GIVEN TASK
Which lines hold the word "dashed"? Show each of them.

DATA EXCERPTS

---*---

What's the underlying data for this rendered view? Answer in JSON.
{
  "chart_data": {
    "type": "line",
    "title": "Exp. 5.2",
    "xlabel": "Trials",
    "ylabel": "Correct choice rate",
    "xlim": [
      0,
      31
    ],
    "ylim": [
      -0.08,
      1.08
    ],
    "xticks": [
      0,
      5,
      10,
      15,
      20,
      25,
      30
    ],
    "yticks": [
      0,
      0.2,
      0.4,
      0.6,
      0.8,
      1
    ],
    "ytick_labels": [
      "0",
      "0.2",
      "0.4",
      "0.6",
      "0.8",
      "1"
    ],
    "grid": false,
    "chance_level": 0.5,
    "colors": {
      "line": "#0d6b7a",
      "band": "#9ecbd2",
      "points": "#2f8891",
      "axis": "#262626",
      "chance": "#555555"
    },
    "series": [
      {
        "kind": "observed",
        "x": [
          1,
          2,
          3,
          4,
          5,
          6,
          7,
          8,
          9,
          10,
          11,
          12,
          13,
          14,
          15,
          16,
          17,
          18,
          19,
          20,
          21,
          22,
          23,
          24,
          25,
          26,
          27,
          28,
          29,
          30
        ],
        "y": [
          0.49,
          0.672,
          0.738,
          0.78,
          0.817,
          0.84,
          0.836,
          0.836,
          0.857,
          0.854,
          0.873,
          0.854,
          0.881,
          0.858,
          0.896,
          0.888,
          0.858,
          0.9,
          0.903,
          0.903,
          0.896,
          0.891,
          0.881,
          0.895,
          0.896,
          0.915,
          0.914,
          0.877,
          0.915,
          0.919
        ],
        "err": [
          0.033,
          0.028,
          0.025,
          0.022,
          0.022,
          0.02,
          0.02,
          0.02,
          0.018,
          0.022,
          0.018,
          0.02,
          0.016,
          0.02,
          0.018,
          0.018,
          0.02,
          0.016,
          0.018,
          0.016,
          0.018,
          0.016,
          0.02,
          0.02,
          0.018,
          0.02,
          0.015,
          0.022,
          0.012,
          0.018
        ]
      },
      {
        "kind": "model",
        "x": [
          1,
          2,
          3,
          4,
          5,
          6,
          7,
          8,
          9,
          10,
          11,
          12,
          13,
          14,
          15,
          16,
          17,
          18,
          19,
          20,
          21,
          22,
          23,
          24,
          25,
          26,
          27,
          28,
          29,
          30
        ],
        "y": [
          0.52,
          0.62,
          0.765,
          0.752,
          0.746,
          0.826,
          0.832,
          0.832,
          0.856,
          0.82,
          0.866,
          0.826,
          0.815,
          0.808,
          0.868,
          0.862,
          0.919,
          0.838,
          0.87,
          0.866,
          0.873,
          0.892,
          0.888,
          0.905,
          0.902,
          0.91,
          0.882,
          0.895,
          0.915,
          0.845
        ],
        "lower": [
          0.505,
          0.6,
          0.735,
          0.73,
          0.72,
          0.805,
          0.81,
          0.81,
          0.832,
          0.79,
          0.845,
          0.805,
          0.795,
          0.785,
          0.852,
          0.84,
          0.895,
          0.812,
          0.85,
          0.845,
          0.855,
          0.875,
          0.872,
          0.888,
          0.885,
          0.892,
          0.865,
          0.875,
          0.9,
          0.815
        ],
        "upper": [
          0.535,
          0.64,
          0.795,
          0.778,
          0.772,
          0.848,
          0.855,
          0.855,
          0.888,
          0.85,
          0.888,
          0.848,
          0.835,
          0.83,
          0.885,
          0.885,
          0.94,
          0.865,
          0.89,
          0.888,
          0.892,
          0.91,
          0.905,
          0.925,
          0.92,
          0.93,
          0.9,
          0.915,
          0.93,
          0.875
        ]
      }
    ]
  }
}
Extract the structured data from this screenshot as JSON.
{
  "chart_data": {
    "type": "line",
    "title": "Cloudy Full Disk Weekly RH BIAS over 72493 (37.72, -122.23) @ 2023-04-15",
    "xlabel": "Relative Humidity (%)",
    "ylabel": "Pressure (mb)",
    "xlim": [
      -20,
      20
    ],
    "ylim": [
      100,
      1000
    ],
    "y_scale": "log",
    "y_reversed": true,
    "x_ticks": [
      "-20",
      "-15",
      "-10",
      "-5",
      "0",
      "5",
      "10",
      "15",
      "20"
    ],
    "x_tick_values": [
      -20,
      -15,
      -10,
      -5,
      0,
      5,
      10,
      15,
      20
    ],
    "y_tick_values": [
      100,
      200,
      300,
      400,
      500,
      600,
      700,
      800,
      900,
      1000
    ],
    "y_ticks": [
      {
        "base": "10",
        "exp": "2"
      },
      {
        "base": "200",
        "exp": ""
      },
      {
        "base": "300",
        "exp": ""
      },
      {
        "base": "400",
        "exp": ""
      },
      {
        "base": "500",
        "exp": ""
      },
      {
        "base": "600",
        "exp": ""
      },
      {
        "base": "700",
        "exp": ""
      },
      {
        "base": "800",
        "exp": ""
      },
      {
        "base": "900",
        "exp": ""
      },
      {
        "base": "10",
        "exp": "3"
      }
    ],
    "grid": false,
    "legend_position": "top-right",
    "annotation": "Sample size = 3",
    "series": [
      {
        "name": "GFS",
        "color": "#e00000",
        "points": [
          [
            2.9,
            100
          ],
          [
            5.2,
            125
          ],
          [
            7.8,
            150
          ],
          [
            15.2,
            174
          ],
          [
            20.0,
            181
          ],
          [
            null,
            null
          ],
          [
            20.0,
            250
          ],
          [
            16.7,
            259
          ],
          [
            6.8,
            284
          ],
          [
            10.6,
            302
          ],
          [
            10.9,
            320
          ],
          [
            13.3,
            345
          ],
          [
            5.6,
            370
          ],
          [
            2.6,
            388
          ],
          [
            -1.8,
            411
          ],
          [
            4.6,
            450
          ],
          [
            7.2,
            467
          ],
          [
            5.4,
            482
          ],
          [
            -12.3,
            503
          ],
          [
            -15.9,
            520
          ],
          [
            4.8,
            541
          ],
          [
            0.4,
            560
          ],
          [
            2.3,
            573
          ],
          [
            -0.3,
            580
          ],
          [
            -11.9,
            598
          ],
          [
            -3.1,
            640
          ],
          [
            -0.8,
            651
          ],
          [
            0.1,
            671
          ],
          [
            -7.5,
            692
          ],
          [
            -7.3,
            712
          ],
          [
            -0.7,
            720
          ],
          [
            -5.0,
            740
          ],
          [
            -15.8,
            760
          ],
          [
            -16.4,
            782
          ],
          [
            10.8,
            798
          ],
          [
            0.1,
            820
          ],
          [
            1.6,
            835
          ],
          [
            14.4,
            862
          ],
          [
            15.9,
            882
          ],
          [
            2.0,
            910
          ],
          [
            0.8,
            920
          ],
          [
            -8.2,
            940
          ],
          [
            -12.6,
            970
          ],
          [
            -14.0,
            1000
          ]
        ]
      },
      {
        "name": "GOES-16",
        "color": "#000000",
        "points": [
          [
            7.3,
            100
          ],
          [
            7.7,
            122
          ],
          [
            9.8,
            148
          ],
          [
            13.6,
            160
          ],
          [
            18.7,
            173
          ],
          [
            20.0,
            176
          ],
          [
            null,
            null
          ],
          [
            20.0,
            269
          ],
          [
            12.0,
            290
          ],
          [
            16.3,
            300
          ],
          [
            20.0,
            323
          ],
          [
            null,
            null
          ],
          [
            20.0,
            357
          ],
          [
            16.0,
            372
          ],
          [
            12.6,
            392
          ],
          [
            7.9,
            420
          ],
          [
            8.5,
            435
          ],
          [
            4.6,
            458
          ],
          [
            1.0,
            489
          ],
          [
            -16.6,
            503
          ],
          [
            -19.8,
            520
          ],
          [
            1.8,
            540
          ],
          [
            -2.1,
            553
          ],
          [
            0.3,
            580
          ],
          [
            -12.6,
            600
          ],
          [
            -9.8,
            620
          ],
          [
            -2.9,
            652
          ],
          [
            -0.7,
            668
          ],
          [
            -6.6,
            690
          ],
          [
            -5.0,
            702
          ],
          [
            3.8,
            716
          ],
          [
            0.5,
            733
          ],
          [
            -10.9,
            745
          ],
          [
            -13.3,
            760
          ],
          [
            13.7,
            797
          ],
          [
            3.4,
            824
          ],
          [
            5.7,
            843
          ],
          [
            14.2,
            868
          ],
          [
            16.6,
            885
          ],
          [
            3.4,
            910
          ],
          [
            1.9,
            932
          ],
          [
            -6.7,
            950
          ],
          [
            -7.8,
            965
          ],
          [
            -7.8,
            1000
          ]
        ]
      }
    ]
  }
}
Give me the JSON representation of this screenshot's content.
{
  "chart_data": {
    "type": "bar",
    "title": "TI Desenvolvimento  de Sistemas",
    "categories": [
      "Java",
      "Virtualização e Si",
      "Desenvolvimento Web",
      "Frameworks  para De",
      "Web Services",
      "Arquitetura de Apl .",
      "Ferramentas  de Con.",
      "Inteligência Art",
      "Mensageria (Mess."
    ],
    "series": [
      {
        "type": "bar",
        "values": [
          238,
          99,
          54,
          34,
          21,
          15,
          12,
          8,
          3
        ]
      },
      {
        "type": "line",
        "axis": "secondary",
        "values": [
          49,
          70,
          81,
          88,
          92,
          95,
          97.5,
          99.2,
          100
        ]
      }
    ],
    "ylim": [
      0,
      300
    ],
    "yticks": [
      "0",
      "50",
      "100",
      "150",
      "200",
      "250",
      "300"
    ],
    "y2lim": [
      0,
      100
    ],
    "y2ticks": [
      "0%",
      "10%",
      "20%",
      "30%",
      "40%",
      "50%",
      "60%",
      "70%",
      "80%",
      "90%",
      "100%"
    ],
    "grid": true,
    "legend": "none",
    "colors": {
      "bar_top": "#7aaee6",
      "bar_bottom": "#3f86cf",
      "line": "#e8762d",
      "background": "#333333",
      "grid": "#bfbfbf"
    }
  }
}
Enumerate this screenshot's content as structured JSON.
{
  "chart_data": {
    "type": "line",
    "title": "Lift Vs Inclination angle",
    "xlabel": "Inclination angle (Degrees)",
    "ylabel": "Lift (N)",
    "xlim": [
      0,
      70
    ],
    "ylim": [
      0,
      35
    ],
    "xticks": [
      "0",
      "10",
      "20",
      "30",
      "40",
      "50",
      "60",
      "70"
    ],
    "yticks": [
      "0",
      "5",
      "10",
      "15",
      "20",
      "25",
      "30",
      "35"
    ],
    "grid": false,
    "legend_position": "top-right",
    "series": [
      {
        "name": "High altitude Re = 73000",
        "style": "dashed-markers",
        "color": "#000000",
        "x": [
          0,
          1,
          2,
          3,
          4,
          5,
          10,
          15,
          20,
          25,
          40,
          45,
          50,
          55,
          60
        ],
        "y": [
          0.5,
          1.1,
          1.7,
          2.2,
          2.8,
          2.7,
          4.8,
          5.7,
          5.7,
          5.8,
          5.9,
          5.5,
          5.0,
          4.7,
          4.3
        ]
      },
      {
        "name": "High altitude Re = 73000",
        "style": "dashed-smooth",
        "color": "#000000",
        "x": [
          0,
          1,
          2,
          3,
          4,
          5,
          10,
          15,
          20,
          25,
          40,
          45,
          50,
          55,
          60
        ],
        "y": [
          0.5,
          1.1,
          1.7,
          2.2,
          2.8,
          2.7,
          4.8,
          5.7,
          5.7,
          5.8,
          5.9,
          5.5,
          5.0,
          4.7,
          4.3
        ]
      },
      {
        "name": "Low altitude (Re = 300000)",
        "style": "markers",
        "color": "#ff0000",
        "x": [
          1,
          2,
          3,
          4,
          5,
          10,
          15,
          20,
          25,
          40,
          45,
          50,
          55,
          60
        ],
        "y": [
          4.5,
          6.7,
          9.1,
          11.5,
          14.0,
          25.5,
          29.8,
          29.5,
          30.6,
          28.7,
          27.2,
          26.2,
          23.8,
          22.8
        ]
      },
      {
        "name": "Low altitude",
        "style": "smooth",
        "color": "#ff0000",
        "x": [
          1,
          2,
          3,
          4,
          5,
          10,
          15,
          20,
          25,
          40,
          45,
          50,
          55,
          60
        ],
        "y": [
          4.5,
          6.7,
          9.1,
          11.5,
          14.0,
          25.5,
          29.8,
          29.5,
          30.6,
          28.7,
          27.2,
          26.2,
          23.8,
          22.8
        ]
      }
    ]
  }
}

---*---

WRITTEN ANSWER
        "style": "dashed-markers",
        "style": "dashed-smooth",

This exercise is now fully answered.